Reproduce every one of the following records word for word.
==================================================
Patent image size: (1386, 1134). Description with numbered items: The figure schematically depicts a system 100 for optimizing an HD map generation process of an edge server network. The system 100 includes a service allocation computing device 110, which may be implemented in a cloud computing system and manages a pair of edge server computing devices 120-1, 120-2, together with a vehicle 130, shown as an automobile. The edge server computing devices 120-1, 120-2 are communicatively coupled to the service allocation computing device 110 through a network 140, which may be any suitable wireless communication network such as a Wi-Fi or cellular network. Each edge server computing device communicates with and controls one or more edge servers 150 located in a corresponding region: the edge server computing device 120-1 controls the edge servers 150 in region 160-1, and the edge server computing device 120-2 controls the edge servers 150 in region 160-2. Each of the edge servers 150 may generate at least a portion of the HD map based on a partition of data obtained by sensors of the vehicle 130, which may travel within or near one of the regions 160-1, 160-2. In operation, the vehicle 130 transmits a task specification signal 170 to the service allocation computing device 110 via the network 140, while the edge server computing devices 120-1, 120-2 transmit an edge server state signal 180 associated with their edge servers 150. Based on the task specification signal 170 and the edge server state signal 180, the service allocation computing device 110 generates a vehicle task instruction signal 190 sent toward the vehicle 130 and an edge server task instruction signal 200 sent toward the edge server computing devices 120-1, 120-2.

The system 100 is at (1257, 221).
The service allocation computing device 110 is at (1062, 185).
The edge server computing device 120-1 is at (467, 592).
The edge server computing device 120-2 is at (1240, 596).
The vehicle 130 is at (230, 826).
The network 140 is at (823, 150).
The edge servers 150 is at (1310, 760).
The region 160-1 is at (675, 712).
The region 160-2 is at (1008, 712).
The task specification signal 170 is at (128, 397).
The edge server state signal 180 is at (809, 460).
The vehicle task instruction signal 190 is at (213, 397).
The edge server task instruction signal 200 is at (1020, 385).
==================================================
(Exercise response)
Patent image size: (1386, 1134). Description with numbered items: The figure schematically depicts a system 100 for optimizing an HD map generation process of an edge server network. The system 100 includes a service allocation computing device 110, which may be implemented in a cloud computing system and manages a pair of edge server computing devices 120-1, 120-2, together with a vehicle 130, shown as an automobile. The edge server computing devices 120-1, 120-2 are communicatively coupled to the service allocation computing device 110 through a network 140, which may be any suitable wireless communication network such as a Wi-Fi or cellular network. Each edge server computing device communicates with and controls one or more edge servers 150 located in a corresponding region: the edge server computing device 120-1 controls the edge servers 150 in region 160-1, and the edge server computing device 120-2 controls the edge servers 150 in region 160-2. Each of the edge servers 150 may generate at least a portion of the HD map based on a partition of data obtained by sensors of the vehicle 130, which may travel within or near one of the regions 160-1, 160-2. In operation, the vehicle 130 transmits a task specification signal 170 to the service allocation computing device 110 via the network 140, while the edge server computing devices 120-1, 120-2 transmit an edge server state signal 180 associated with their edge servers 150. Based on the task specification signal 170 and the edge server state signal 180, the service allocation computing device 110 generates a vehicle task instruction signal 190 sent toward the vehicle 130 and an edge server task instruction signal 200 sent toward the edge server computing devices 120-1, 120-2.

The system 100 is at (1257, 221).
The service allocation computing device 110 is at (1062, 185).
The edge server computing device 120-1 is at (467, 592).
The edge server computing device 120-2 is at (1240, 596).
The vehicle 130 is at (230, 826).
The network 140 is at (823, 150).
The edge servers 150 is at (1310, 760).
The region 160-1 is at (675, 712).
The region 160-2 is at (1008, 712).
The task specification signal 170 is at (128, 397).
The edge server state signal 180 is at (809, 460).
The vehicle task instruction signal 190 is at (213, 397).
The edge server task instruction signal 200 is at (1020, 385).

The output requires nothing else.